## Exercise requirements
Below are records; print only the lines from the line containing "Give me the" to the end, both included, reproduced exactly and without the pictures.

## Data extract
____________________

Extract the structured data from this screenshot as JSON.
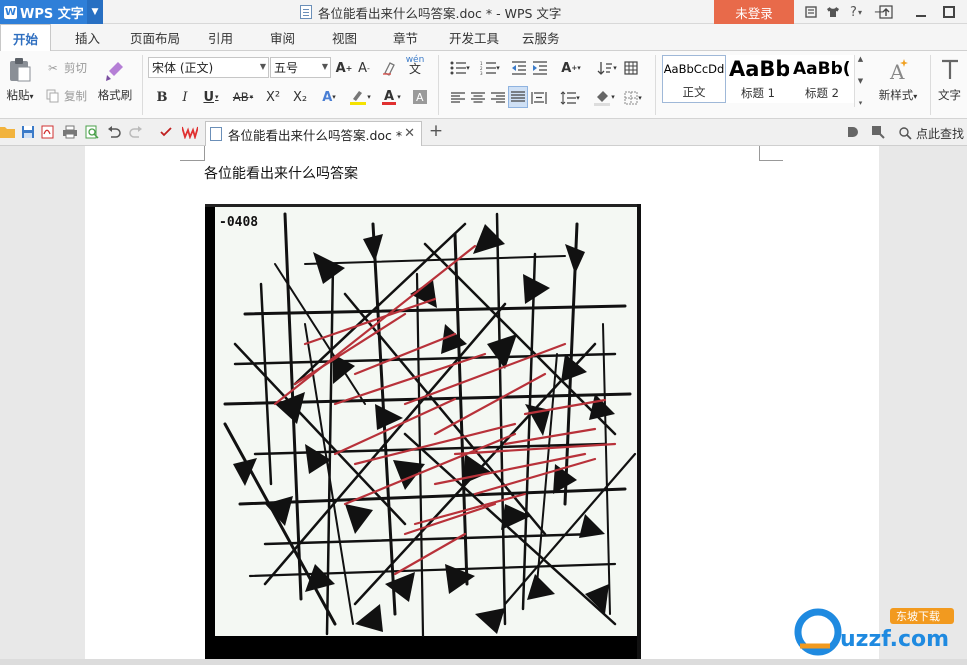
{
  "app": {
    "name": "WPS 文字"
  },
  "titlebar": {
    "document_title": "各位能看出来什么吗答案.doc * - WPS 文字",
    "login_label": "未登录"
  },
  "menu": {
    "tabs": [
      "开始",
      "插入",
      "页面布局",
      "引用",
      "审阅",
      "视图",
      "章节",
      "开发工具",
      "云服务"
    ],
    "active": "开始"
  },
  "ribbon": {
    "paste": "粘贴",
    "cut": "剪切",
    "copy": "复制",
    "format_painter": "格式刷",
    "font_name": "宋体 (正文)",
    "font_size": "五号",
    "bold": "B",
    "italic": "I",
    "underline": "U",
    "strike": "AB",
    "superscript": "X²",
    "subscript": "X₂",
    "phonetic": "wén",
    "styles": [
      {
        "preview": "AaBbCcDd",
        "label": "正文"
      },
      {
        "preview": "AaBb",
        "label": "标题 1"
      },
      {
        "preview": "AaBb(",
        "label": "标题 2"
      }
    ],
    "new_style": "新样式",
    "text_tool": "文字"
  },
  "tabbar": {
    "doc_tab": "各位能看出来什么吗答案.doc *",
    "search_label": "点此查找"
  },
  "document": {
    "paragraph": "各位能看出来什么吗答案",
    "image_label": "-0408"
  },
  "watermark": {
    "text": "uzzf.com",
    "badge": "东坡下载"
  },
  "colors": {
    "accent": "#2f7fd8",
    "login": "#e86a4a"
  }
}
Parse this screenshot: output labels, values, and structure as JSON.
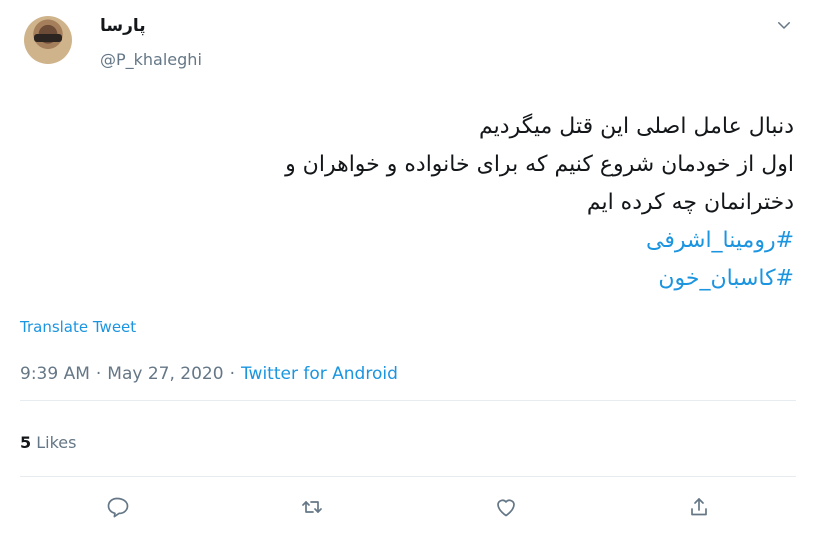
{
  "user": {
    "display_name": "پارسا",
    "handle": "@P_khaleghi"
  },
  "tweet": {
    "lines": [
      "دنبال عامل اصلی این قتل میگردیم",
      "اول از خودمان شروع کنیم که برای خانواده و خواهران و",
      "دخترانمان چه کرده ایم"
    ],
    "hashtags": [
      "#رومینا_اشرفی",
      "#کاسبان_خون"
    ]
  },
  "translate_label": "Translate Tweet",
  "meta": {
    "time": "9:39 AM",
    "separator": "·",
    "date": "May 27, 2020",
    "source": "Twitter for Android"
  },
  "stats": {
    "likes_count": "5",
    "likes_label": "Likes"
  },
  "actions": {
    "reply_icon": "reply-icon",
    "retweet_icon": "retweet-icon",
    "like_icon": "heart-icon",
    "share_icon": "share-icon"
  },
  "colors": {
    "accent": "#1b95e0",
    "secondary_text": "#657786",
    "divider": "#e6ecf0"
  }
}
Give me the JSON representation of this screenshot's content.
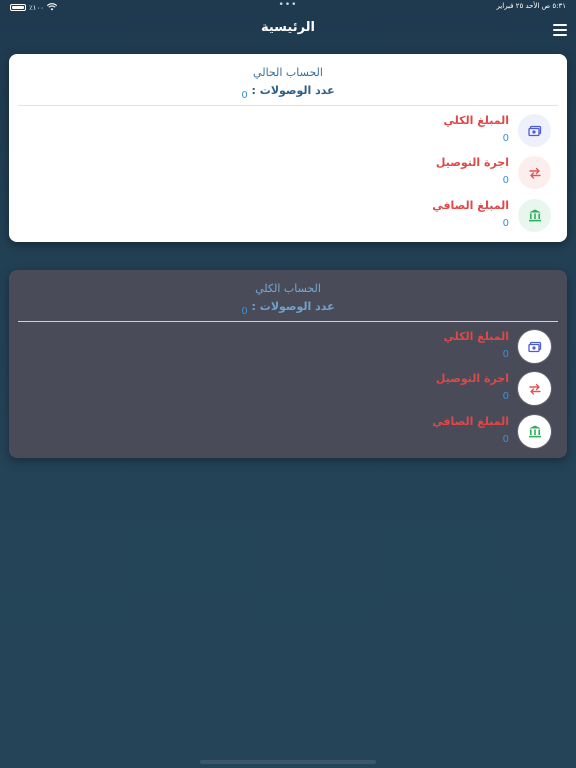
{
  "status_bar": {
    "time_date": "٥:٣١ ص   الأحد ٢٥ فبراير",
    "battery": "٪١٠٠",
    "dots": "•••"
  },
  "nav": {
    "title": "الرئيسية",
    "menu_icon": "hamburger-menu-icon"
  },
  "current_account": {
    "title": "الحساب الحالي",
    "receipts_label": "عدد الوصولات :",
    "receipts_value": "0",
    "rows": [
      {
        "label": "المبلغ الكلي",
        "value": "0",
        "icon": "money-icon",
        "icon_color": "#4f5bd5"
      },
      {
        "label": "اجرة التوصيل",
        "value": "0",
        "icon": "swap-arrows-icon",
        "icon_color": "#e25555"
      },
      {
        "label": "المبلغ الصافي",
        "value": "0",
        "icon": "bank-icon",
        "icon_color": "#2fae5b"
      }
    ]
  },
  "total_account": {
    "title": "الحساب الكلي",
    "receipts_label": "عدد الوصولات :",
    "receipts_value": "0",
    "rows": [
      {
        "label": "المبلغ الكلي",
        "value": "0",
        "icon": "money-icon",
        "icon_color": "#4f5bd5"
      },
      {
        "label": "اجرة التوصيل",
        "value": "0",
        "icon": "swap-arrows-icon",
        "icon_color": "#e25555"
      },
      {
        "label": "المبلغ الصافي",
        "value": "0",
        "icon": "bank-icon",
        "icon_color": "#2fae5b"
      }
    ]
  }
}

____________________

## Result for this task
Give me the JSON representation of this screenshot's content.
{
  "status_bar": {
    "time_date": "٥:٣١ ص   الأحد ٢٥ فبراير",
    "battery": "٪١٠٠",
    "dots": "•••"
  },
  "nav": {
    "title": "الرئيسية",
    "menu_icon": "hamburger-menu-icon"
  },
  "current_account": {
    "title": "الحساب الحالي",
    "receipts_label": "عدد الوصولات :",
    "receipts_value": "0",
    "rows": [
      {
        "label": "المبلغ الكلي",
        "value": "0",
        "icon": "money-icon",
        "icon_color": "#4f5bd5"
      },
      {
        "label": "اجرة التوصيل",
        "value": "0",
        "icon": "swap-arrows-icon",
        "icon_color": "#e25555"
      },
      {
        "label": "المبلغ الصافي",
        "value": "0",
        "icon": "bank-icon",
        "icon_color": "#2fae5b"
      }
    ]
  },
  "total_account": {
    "title": "الحساب الكلي",
    "receipts_label": "عدد الوصولات :",
    "receipts_value": "0",
    "rows": [
      {
        "label": "المبلغ الكلي",
        "value": "0",
        "icon": "money-icon",
        "icon_color": "#4f5bd5"
      },
      {
        "label": "اجرة التوصيل",
        "value": "0",
        "icon": "swap-arrows-icon",
        "icon_color": "#e25555"
      },
      {
        "label": "المبلغ الصافي",
        "value": "0",
        "icon": "bank-icon",
        "icon_color": "#2fae5b"
      }
    ]
  }
}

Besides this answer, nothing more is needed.